### [Dataset listings of figures]

◇ ◇ ◇ ◇ ◇

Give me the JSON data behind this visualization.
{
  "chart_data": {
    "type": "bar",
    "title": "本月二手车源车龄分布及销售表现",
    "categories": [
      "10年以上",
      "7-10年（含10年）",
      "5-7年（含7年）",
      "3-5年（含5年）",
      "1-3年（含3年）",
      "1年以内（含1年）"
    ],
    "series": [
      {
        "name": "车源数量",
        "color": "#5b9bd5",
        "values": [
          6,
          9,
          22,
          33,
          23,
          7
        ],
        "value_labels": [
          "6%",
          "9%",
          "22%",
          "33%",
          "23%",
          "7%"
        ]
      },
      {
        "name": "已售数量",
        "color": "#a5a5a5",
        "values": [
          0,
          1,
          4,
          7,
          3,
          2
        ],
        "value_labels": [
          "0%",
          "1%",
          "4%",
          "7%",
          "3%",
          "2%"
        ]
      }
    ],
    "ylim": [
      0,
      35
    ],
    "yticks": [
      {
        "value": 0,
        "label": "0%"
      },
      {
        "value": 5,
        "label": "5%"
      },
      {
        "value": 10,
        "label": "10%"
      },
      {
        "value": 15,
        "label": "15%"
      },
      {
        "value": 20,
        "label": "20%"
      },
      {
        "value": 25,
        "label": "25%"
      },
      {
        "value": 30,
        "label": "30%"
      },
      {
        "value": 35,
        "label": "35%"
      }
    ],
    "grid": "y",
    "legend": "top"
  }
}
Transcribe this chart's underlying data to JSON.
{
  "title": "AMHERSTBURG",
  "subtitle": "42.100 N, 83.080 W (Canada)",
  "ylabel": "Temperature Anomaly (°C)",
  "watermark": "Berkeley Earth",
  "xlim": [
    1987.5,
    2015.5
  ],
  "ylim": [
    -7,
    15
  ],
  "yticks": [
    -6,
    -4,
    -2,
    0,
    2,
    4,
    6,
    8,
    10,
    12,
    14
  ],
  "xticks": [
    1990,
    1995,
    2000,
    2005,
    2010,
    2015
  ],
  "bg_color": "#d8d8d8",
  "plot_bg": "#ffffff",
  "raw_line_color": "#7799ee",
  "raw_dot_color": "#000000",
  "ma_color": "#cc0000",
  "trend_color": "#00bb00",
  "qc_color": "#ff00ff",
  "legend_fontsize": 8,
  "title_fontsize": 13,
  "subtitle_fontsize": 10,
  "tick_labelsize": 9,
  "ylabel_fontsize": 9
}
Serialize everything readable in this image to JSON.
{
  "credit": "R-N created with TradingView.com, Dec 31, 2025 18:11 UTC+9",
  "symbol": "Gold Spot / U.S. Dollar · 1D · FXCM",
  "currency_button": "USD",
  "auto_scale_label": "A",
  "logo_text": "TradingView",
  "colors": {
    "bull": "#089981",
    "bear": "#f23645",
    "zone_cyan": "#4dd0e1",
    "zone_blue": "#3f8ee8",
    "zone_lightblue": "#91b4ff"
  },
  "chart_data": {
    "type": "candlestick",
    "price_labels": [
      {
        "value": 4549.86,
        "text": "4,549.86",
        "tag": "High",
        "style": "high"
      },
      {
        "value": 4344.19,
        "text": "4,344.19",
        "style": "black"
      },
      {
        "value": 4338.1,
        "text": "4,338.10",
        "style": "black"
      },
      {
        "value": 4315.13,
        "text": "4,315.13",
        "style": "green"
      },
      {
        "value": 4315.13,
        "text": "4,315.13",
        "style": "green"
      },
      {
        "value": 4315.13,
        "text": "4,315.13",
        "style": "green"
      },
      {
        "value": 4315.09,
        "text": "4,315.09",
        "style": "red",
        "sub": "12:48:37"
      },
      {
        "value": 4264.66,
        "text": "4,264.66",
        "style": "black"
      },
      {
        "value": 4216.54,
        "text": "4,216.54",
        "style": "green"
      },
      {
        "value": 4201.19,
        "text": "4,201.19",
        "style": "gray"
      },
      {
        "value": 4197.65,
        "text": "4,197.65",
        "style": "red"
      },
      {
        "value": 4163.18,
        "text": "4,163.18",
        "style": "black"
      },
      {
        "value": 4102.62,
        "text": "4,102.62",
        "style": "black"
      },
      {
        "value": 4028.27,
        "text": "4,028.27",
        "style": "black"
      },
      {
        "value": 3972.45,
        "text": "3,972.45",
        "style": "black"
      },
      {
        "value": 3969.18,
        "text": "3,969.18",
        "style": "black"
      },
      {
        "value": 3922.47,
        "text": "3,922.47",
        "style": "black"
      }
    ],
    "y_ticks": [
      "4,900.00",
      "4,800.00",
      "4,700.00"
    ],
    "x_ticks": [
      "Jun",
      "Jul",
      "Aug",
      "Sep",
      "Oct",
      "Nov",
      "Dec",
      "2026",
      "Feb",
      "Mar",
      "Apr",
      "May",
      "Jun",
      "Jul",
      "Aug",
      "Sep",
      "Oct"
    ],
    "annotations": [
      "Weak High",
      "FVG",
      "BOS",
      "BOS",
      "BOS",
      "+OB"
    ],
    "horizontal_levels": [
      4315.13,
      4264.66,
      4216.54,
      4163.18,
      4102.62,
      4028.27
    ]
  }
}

◇ ◇ ◇ ◇ ◇

### [WHAT TO PRODUCE]
Your task is to reproduce all of the records exactly.

### [RESPONSE]
Give me the JSON data behind this visualization.
{
  "chart_data": {
    "type": "bar",
    "title": "本月二手车源车龄分布及销售表现",
    "categories": [
      "10年以上",
      "7-10年（含10年）",
      "5-7年（含7年）",
      "3-5年（含5年）",
      "1-3年（含3年）",
      "1年以内（含1年）"
    ],
    "series": [
      {
        "name": "车源数量",
        "color": "#5b9bd5",
        "values": [
          6,
          9,
          22,
          33,
          23,
          7
        ],
        "value_labels": [
          "6%",
          "9%",
          "22%",
          "33%",
          "23%",
          "7%"
        ]
      },
      {
        "name": "已售数量",
        "color": "#a5a5a5",
        "values": [
          0,
          1,
          4,
          7,
          3,
          2
        ],
        "value_labels": [
          "0%",
          "1%",
          "4%",
          "7%",
          "3%",
          "2%"
        ]
      }
    ],
    "ylim": [
      0,
      35
    ],
    "yticks": [
      {
        "value": 0,
        "label": "0%"
      },
      {
        "value": 5,
        "label": "5%"
      },
      {
        "value": 10,
        "label": "10%"
      },
      {
        "value": 15,
        "label": "15%"
      },
      {
        "value": 20,
        "label": "20%"
      },
      {
        "value": 25,
        "label": "25%"
      },
      {
        "value": 30,
        "label": "30%"
      },
      {
        "value": 35,
        "label": "35%"
      }
    ],
    "grid": "y",
    "legend": "top"
  }
}
Transcribe this chart's underlying data to JSON.
{
  "title": "AMHERSTBURG",
  "subtitle": "42.100 N, 83.080 W (Canada)",
  "ylabel": "Temperature Anomaly (°C)",
  "watermark": "Berkeley Earth",
  "xlim": [
    1987.5,
    2015.5
  ],
  "ylim": [
    -7,
    15
  ],
  "yticks": [
    -6,
    -4,
    -2,
    0,
    2,
    4,
    6,
    8,
    10,
    12,
    14
  ],
  "xticks": [
    1990,
    1995,
    2000,
    2005,
    2010,
    2015
  ],
  "bg_color": "#d8d8d8",
  "plot_bg": "#ffffff",
  "raw_line_color": "#7799ee",
  "raw_dot_color": "#000000",
  "ma_color": "#cc0000",
  "trend_color": "#00bb00",
  "qc_color": "#ff00ff",
  "legend_fontsize": 8,
  "title_fontsize": 13,
  "subtitle_fontsize": 10,
  "tick_labelsize": 9,
  "ylabel_fontsize": 9
}
Serialize everything readable in this image to JSON.
{
  "credit": "R-N created with TradingView.com, Dec 31, 2025 18:11 UTC+9",
  "symbol": "Gold Spot / U.S. Dollar · 1D · FXCM",
  "currency_button": "USD",
  "auto_scale_label": "A",
  "logo_text": "TradingView",
  "colors": {
    "bull": "#089981",
    "bear": "#f23645",
    "zone_cyan": "#4dd0e1",
    "zone_blue": "#3f8ee8",
    "zone_lightblue": "#91b4ff"
  },
  "chart_data": {
    "type": "candlestick",
    "price_labels": [
      {
        "value": 4549.86,
        "text": "4,549.86",
        "tag": "High",
        "style": "high"
      },
      {
        "value": 4344.19,
        "text": "4,344.19",
        "style": "black"
      },
      {
        "value": 4338.1,
        "text": "4,338.10",
        "style": "black"
      },
      {
        "value": 4315.13,
        "text": "4,315.13",
        "style": "green"
      },
      {
        "value": 4315.13,
        "text": "4,315.13",
        "style": "green"
      },
      {
        "value": 4315.13,
        "text": "4,315.13",
        "style": "green"
      },
      {
        "value": 4315.09,
        "text": "4,315.09",
        "style": "red",
        "sub": "12:48:37"
      },
      {
        "value": 4264.66,
        "text": "4,264.66",
        "style": "black"
      },
      {
        "value": 4216.54,
        "text": "4,216.54",
        "style": "green"
      },
      {
        "value": 4201.19,
        "text": "4,201.19",
        "style": "gray"
      },
      {
        "value": 4197.65,
        "text": "4,197.65",
        "style": "red"
      },
      {
        "value": 4163.18,
        "text": "4,163.18",
        "style": "black"
      },
      {
        "value": 4102.62,
        "text": "4,102.62",
        "style": "black"
      },
      {
        "value": 4028.27,
        "text": "4,028.27",
        "style": "black"
      },
      {
        "value": 3972.45,
        "text": "3,972.45",
        "style": "black"
      },
      {
        "value": 3969.18,
        "text": "3,969.18",
        "style": "black"
      },
      {
        "value": 3922.47,
        "text": "3,922.47",
        "style": "black"
      }
    ],
    "y_ticks": [
      "4,900.00",
      "4,800.00",
      "4,700.00"
    ],
    "x_ticks": [
      "Jun",
      "Jul",
      "Aug",
      "Sep",
      "Oct",
      "Nov",
      "Dec",
      "2026",
      "Feb",
      "Mar",
      "Apr",
      "May",
      "Jun",
      "Jul",
      "Aug",
      "Sep",
      "Oct"
    ],
    "annotations": [
      "Weak High",
      "FVG",
      "BOS",
      "BOS",
      "BOS",
      "+OB"
    ],
    "horizontal_levels": [
      4315.13,
      4264.66,
      4216.54,
      4163.18,
      4102.62,
      4028.27
    ]
  }
}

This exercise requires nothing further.